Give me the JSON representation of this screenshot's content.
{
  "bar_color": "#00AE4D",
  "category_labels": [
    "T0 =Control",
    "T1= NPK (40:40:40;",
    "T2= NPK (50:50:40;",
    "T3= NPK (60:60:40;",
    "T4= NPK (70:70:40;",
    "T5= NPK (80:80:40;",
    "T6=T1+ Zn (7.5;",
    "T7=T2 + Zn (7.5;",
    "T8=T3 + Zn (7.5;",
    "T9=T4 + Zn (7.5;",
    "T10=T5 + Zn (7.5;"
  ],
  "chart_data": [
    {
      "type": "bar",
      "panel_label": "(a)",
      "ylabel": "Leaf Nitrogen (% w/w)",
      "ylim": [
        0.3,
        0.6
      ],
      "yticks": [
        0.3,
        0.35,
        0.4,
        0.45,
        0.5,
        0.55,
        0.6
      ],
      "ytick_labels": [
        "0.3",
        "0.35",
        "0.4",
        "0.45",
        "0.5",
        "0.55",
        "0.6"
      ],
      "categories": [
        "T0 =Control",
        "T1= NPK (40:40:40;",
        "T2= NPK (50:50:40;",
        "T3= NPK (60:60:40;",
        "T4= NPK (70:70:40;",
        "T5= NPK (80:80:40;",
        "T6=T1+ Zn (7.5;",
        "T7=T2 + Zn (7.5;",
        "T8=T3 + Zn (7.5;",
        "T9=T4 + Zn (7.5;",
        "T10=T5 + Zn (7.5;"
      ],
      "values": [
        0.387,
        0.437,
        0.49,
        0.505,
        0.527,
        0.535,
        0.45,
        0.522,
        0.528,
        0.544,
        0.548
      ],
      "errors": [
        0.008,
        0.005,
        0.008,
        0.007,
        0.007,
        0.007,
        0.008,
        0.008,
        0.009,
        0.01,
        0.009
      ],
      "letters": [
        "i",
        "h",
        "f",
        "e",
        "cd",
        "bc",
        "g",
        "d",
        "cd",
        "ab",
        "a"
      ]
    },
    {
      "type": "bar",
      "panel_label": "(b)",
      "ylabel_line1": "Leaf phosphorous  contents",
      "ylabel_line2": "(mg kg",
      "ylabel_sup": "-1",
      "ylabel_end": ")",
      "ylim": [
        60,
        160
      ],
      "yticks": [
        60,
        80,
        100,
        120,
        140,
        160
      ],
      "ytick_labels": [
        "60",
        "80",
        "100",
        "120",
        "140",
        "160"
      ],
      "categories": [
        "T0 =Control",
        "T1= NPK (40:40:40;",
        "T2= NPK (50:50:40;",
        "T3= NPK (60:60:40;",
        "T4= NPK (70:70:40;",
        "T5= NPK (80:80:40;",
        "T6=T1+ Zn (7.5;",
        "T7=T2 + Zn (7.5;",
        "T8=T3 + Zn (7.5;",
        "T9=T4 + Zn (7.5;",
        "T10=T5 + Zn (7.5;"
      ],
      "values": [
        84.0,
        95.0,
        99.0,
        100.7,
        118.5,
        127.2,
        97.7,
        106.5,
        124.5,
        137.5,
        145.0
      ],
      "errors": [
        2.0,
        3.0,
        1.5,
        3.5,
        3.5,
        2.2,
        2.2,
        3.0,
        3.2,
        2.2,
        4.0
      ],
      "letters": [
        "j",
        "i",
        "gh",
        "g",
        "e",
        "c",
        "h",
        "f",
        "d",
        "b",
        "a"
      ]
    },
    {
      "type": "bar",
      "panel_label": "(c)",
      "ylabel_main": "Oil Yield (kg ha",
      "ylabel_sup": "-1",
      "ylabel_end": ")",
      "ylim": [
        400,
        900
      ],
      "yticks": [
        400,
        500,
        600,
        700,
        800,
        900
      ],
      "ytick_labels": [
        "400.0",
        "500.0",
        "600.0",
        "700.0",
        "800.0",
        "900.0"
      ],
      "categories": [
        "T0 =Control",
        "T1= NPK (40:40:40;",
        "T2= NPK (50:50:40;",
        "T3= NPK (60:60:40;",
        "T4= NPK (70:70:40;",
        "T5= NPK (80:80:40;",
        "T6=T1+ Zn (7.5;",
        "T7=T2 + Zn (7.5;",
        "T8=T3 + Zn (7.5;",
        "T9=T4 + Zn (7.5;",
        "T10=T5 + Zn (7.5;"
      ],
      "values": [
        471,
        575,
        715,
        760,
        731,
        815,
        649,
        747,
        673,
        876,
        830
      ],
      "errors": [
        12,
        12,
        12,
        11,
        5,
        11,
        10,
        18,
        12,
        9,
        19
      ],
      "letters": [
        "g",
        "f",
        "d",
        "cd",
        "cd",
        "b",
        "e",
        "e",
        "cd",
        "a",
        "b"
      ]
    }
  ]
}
......
Your task is to print the whole listing again exactly.

[ANSWER FOR THIS EXERCISE]:
Give me the JSON representation of this screenshot's content.
{
  "bar_color": "#00AE4D",
  "category_labels": [
    "T0 =Control",
    "T1= NPK (40:40:40;",
    "T2= NPK (50:50:40;",
    "T3= NPK (60:60:40;",
    "T4= NPK (70:70:40;",
    "T5= NPK (80:80:40;",
    "T6=T1+ Zn (7.5;",
    "T7=T2 + Zn (7.5;",
    "T8=T3 + Zn (7.5;",
    "T9=T4 + Zn (7.5;",
    "T10=T5 + Zn (7.5;"
  ],
  "chart_data": [
    {
      "type": "bar",
      "panel_label": "(a)",
      "ylabel": "Leaf Nitrogen (% w/w)",
      "ylim": [
        0.3,
        0.6
      ],
      "yticks": [
        0.3,
        0.35,
        0.4,
        0.45,
        0.5,
        0.55,
        0.6
      ],
      "ytick_labels": [
        "0.3",
        "0.35",
        "0.4",
        "0.45",
        "0.5",
        "0.55",
        "0.6"
      ],
      "categories": [
        "T0 =Control",
        "T1= NPK (40:40:40;",
        "T2= NPK (50:50:40;",
        "T3= NPK (60:60:40;",
        "T4= NPK (70:70:40;",
        "T5= NPK (80:80:40;",
        "T6=T1+ Zn (7.5;",
        "T7=T2 + Zn (7.5;",
        "T8=T3 + Zn (7.5;",
        "T9=T4 + Zn (7.5;",
        "T10=T5 + Zn (7.5;"
      ],
      "values": [
        0.387,
        0.437,
        0.49,
        0.505,
        0.527,
        0.535,
        0.45,
        0.522,
        0.528,
        0.544,
        0.548
      ],
      "errors": [
        0.008,
        0.005,
        0.008,
        0.007,
        0.007,
        0.007,
        0.008,
        0.008,
        0.009,
        0.01,
        0.009
      ],
      "letters": [
        "i",
        "h",
        "f",
        "e",
        "cd",
        "bc",
        "g",
        "d",
        "cd",
        "ab",
        "a"
      ]
    },
    {
      "type": "bar",
      "panel_label": "(b)",
      "ylabel_line1": "Leaf phosphorous  contents",
      "ylabel_line2": "(mg kg",
      "ylabel_sup": "-1",
      "ylabel_end": ")",
      "ylim": [
        60,
        160
      ],
      "yticks": [
        60,
        80,
        100,
        120,
        140,
        160
      ],
      "ytick_labels": [
        "60",
        "80",
        "100",
        "120",
        "140",
        "160"
      ],
      "categories": [
        "T0 =Control",
        "T1= NPK (40:40:40;",
        "T2= NPK (50:50:40;",
        "T3= NPK (60:60:40;",
        "T4= NPK (70:70:40;",
        "T5= NPK (80:80:40;",
        "T6=T1+ Zn (7.5;",
        "T7=T2 + Zn (7.5;",
        "T8=T3 + Zn (7.5;",
        "T9=T4 + Zn (7.5;",
        "T10=T5 + Zn (7.5;"
      ],
      "values": [
        84.0,
        95.0,
        99.0,
        100.7,
        118.5,
        127.2,
        97.7,
        106.5,
        124.5,
        137.5,
        145.0
      ],
      "errors": [
        2.0,
        3.0,
        1.5,
        3.5,
        3.5,
        2.2,
        2.2,
        3.0,
        3.2,
        2.2,
        4.0
      ],
      "letters": [
        "j",
        "i",
        "gh",
        "g",
        "e",
        "c",
        "h",
        "f",
        "d",
        "b",
        "a"
      ]
    },
    {
      "type": "bar",
      "panel_label": "(c)",
      "ylabel_main": "Oil Yield (kg ha",
      "ylabel_sup": "-1",
      "ylabel_end": ")",
      "ylim": [
        400,
        900
      ],
      "yticks": [
        400,
        500,
        600,
        700,
        800,
        900
      ],
      "ytick_labels": [
        "400.0",
        "500.0",
        "600.0",
        "700.0",
        "800.0",
        "900.0"
      ],
      "categories": [
        "T0 =Control",
        "T1= NPK (40:40:40;",
        "T2= NPK (50:50:40;",
        "T3= NPK (60:60:40;",
        "T4= NPK (70:70:40;",
        "T5= NPK (80:80:40;",
        "T6=T1+ Zn (7.5;",
        "T7=T2 + Zn (7.5;",
        "T8=T3 + Zn (7.5;",
        "T9=T4 + Zn (7.5;",
        "T10=T5 + Zn (7.5;"
      ],
      "values": [
        471,
        575,
        715,
        760,
        731,
        815,
        649,
        747,
        673,
        876,
        830
      ],
      "errors": [
        12,
        12,
        12,
        11,
        5,
        11,
        10,
        18,
        12,
        9,
        19
      ],
      "letters": [
        "g",
        "f",
        "d",
        "cd",
        "cd",
        "b",
        "e",
        "e",
        "cd",
        "a",
        "b"
      ]
    }
  ]
}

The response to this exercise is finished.